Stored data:
▬▬▬

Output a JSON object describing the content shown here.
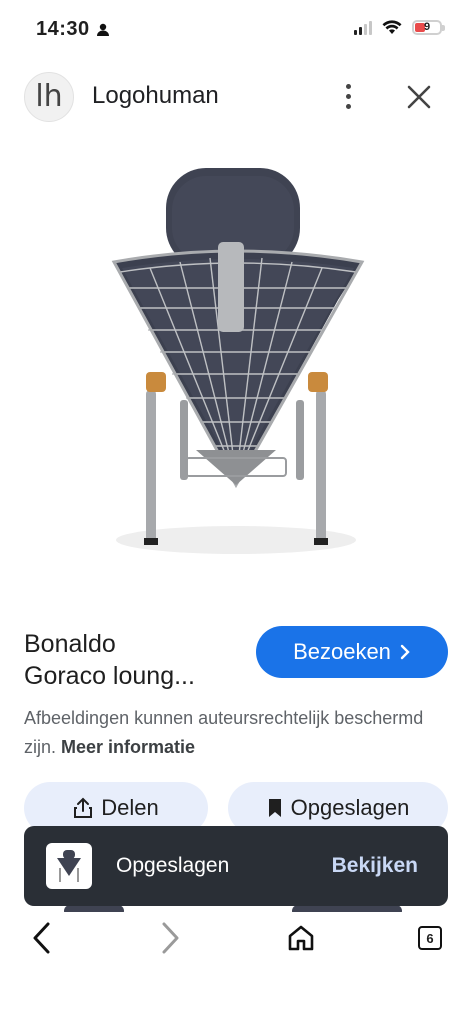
{
  "status_bar": {
    "time": "14:30",
    "battery": "9"
  },
  "header": {
    "site_name": "Logohuman",
    "logo_glyph": "lh"
  },
  "product": {
    "title_line1": "Bonaldo",
    "title_line2": "Goraco loung...",
    "visit_label": "Bezoeken",
    "copyright_text": "Afbeeldingen kunnen auteursrechtelijk beschermd zijn.",
    "more_info_label": "Meer informatie"
  },
  "actions": {
    "share_label": "Delen",
    "save_label": "Opgeslagen"
  },
  "snackbar": {
    "message": "Opgeslagen",
    "action_label": "Bekijken"
  },
  "nav": {
    "tabs_count": "6"
  },
  "colors": {
    "accent": "#1a73e8",
    "pill_bg": "#e8eefb",
    "snackbar_bg": "#2a2f36",
    "battery_low": "#e94b4b"
  }
}
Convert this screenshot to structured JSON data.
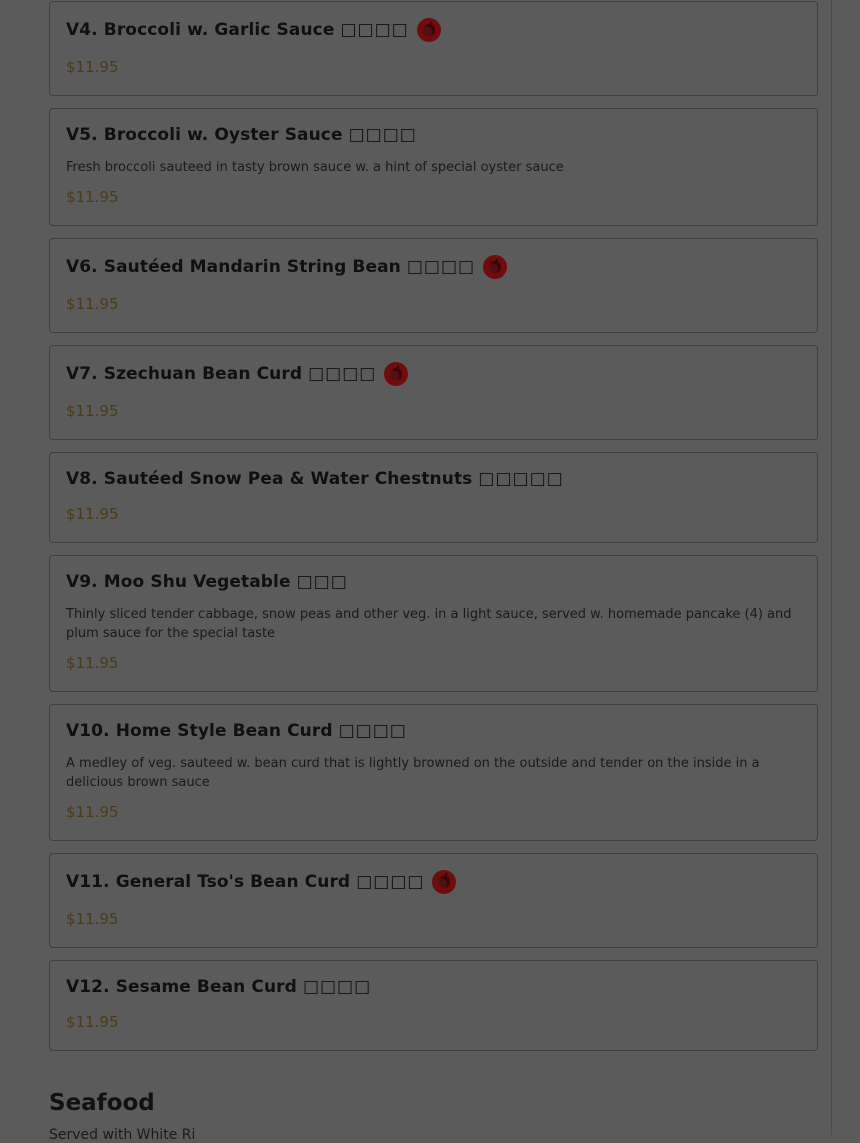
{
  "items": [
    {
      "title": "V4. Broccoli w. Garlic Sauce",
      "chinese": "□□□□",
      "spicy": true,
      "description": "",
      "price": "$11.95"
    },
    {
      "title": "V5. Broccoli w. Oyster Sauce",
      "chinese": "□□□□",
      "spicy": false,
      "description": "Fresh broccoli sauteed in tasty brown sauce w. a hint of special oyster sauce",
      "price": "$11.95"
    },
    {
      "title": "V6. Sautéed Mandarin String Bean",
      "chinese": "□□□□",
      "spicy": true,
      "description": "",
      "price": "$11.95"
    },
    {
      "title": "V7. Szechuan Bean Curd",
      "chinese": "□□□□",
      "spicy": true,
      "description": "",
      "price": "$11.95"
    },
    {
      "title": "V8. Sautéed Snow Pea & Water Chestnuts",
      "chinese": "□□□□□",
      "spicy": false,
      "description": "",
      "price": "$11.95"
    },
    {
      "title": "V9. Moo Shu Vegetable",
      "chinese": "□□□",
      "spicy": false,
      "description": "Thinly sliced tender cabbage, snow peas and other veg. in a light sauce, served w. homemade pancake (4) and plum sauce for the special taste",
      "price": "$11.95"
    },
    {
      "title": "V10. Home Style Bean Curd",
      "chinese": "□□□□",
      "spicy": false,
      "description": "A medley of veg. sauteed w. bean curd that is lightly browned on the outside and tender on the inside in a delicious brown sauce",
      "price": "$11.95"
    },
    {
      "title": "V11. General Tso's Bean Curd",
      "chinese": "□□□□",
      "spicy": true,
      "description": "",
      "price": "$11.95"
    },
    {
      "title": "V12. Sesame Bean Curd",
      "chinese": "□□□□",
      "spicy": false,
      "description": "",
      "price": "$11.95"
    }
  ],
  "section": {
    "title": "Seafood",
    "subtitle": "Served with White Ri"
  },
  "icons": {
    "spicy": "chili-pepper-icon"
  },
  "colors": {
    "price": "#4a3a18",
    "spicy_badge": "#6f0c0c",
    "overlay_bg": "#5b5b5b"
  }
}
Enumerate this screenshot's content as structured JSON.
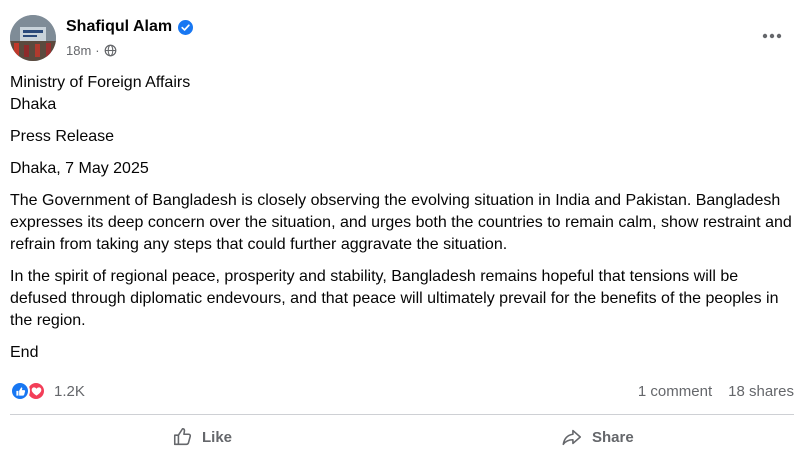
{
  "post": {
    "author": "Shafiqul Alam",
    "time": "18m",
    "separator": "·",
    "verified_icon": "verified-badge-icon",
    "privacy_icon": "globe-icon",
    "menu_icon": "more-options-icon",
    "paragraphs": [
      "Ministry of Foreign Affairs",
      "Dhaka",
      "Press Release",
      "Dhaka, 7 May 2025",
      "The Government of Bangladesh is closely observing the evolving situation in India and Pakistan. Bangladesh expresses its deep concern over the situation, and urges both the countries to remain calm, show restraint and refrain from taking any steps that could further aggravate the situation.",
      "In the spirit of regional peace, prosperity and stability, Bangladesh remains hopeful that tensions will be defused through diplomatic endevours, and that peace will ultimately prevail for the benefits of the peoples in the region.",
      "End"
    ]
  },
  "engagement": {
    "reaction_icons": [
      "like-reaction-icon",
      "love-reaction-icon"
    ],
    "reactions_count": "1.2K",
    "comments": "1 comment",
    "shares": "18 shares"
  },
  "actions": {
    "like_label": "Like",
    "share_label": "Share"
  },
  "colors": {
    "accent": "#1877f2",
    "love": "#f33e58",
    "secondary_text": "#65676b",
    "divider": "#ced0d4"
  }
}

▬▬▬

> **Task to complete**:
Restate word for word the lines above that start at the line containing "Enumerate this screenshot's" and run to the end of the listing; exclude the pictures.

> **Exercise response**:
Enumerate this screenshot's content as structured JSON.
{
  "post": {
    "author": "Shafiqul Alam",
    "time": "18m",
    "separator": "·",
    "verified_icon": "verified-badge-icon",
    "privacy_icon": "globe-icon",
    "menu_icon": "more-options-icon",
    "paragraphs": [
      "Ministry of Foreign Affairs",
      "Dhaka",
      "Press Release",
      "Dhaka, 7 May 2025",
      "The Government of Bangladesh is closely observing the evolving situation in India and Pakistan. Bangladesh expresses its deep concern over the situation, and urges both the countries to remain calm, show restraint and refrain from taking any steps that could further aggravate the situation.",
      "In the spirit of regional peace, prosperity and stability, Bangladesh remains hopeful that tensions will be defused through diplomatic endevours, and that peace will ultimately prevail for the benefits of the peoples in the region.",
      "End"
    ]
  },
  "engagement": {
    "reaction_icons": [
      "like-reaction-icon",
      "love-reaction-icon"
    ],
    "reactions_count": "1.2K",
    "comments": "1 comment",
    "shares": "18 shares"
  },
  "actions": {
    "like_label": "Like",
    "share_label": "Share"
  },
  "colors": {
    "accent": "#1877f2",
    "love": "#f33e58",
    "secondary_text": "#65676b",
    "divider": "#ced0d4"
  }
}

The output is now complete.